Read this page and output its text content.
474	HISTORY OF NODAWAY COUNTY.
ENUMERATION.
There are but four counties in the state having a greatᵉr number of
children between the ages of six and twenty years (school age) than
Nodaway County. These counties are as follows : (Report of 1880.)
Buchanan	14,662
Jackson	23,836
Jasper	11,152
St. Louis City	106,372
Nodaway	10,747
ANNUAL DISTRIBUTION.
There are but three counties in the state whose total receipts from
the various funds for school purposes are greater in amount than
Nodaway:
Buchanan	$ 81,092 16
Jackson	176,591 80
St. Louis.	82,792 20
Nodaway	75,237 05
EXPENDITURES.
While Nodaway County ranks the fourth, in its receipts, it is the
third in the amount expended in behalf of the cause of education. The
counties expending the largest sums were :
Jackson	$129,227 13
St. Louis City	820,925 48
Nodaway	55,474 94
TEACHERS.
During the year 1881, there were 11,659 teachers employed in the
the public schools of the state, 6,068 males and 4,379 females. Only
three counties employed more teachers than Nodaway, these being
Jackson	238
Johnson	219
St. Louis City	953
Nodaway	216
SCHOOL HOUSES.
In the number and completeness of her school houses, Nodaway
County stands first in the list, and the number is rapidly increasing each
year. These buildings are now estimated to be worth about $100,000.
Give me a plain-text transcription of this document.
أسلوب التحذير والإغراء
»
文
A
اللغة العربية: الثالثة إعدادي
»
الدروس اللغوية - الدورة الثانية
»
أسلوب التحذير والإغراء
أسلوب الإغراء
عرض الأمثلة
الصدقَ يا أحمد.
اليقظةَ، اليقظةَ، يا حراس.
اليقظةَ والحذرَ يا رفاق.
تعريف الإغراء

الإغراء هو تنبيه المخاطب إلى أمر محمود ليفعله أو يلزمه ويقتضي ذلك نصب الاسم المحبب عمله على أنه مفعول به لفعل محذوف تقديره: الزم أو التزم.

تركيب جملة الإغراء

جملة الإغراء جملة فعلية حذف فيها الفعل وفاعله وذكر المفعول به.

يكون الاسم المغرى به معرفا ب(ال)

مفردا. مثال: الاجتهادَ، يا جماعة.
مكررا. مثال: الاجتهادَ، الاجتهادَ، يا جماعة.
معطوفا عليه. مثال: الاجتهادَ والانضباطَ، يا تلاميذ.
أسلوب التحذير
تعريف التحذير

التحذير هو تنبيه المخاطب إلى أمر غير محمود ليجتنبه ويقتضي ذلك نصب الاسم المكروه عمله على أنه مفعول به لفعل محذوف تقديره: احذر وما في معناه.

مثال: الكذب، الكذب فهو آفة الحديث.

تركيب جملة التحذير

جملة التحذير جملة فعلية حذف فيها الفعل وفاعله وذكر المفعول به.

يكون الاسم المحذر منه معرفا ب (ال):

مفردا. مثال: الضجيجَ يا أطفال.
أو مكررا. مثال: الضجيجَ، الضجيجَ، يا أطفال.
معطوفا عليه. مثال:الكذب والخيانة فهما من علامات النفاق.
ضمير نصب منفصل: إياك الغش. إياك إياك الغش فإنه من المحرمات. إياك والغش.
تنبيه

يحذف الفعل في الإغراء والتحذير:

Problem » Every line of the material must be returned exactly as it appears.

Expected answer »
Read this page and output its text content.
474	HISTORY OF NODAWAY COUNTY.
ENUMERATION.
There are but four counties in the state having a greatᵉr number of
children between the ages of six and twenty years (school age) than
Nodaway County. These counties are as follows : (Report of 1880.)
Buchanan	14,662
Jackson	23,836
Jasper	11,152
St. Louis City	106,372
Nodaway	10,747
ANNUAL DISTRIBUTION.
There are but three counties in the state whose total receipts from
the various funds for school purposes are greater in amount than
Nodaway:
Buchanan	$ 81,092 16
Jackson	176,591 80
St. Louis.	82,792 20
Nodaway	75,237 05
EXPENDITURES.
While Nodaway County ranks the fourth, in its receipts, it is the
third in the amount expended in behalf of the cause of education. The
counties expending the largest sums were :
Jackson	$129,227 13
St. Louis City	820,925 48
Nodaway	55,474 94
TEACHERS.
During the year 1881, there were 11,659 teachers employed in the
the public schools of the state, 6,068 males and 4,379 females. Only
three counties employed more teachers than Nodaway, these being
Jackson	238
Johnson	219
St. Louis City	953
Nodaway	216
SCHOOL HOUSES.
In the number and completeness of her school houses, Nodaway
County stands first in the list, and the number is rapidly increasing each
year. These buildings are now estimated to be worth about $100,000.
Give me a plain-text transcription of this document.
أسلوب التحذير والإغراء
»
文
A
اللغة العربية: الثالثة إعدادي
»
الدروس اللغوية - الدورة الثانية
»
أسلوب التحذير والإغراء
أسلوب الإغراء
عرض الأمثلة
الصدقَ يا أحمد.
اليقظةَ، اليقظةَ، يا حراس.
اليقظةَ والحذرَ يا رفاق.
تعريف الإغراء

الإغراء هو تنبيه المخاطب إلى أمر محمود ليفعله أو يلزمه ويقتضي ذلك نصب الاسم المحبب عمله على أنه مفعول به لفعل محذوف تقديره: الزم أو التزم.

تركيب جملة الإغراء

جملة الإغراء جملة فعلية حذف فيها الفعل وفاعله وذكر المفعول به.

يكون الاسم المغرى به معرفا ب(ال)

مفردا. مثال: الاجتهادَ، يا جماعة.
مكررا. مثال: الاجتهادَ، الاجتهادَ، يا جماعة.
معطوفا عليه. مثال: الاجتهادَ والانضباطَ، يا تلاميذ.
أسلوب التحذير
تعريف التحذير

التحذير هو تنبيه المخاطب إلى أمر غير محمود ليجتنبه ويقتضي ذلك نصب الاسم المكروه عمله على أنه مفعول به لفعل محذوف تقديره: احذر وما في معناه.

مثال: الكذب، الكذب فهو آفة الحديث.

تركيب جملة التحذير

جملة التحذير جملة فعلية حذف فيها الفعل وفاعله وذكر المفعول به.

يكون الاسم المحذر منه معرفا ب (ال):

مفردا. مثال: الضجيجَ يا أطفال.
أو مكررا. مثال: الضجيجَ، الضجيجَ، يا أطفال.
معطوفا عليه. مثال:الكذب والخيانة فهما من علامات النفاق.
ضمير نصب منفصل: إياك الغش. إياك إياك الغش فإنه من المحرمات. إياك والغش.
تنبيه

يحذف الفعل في الإغراء والتحذير:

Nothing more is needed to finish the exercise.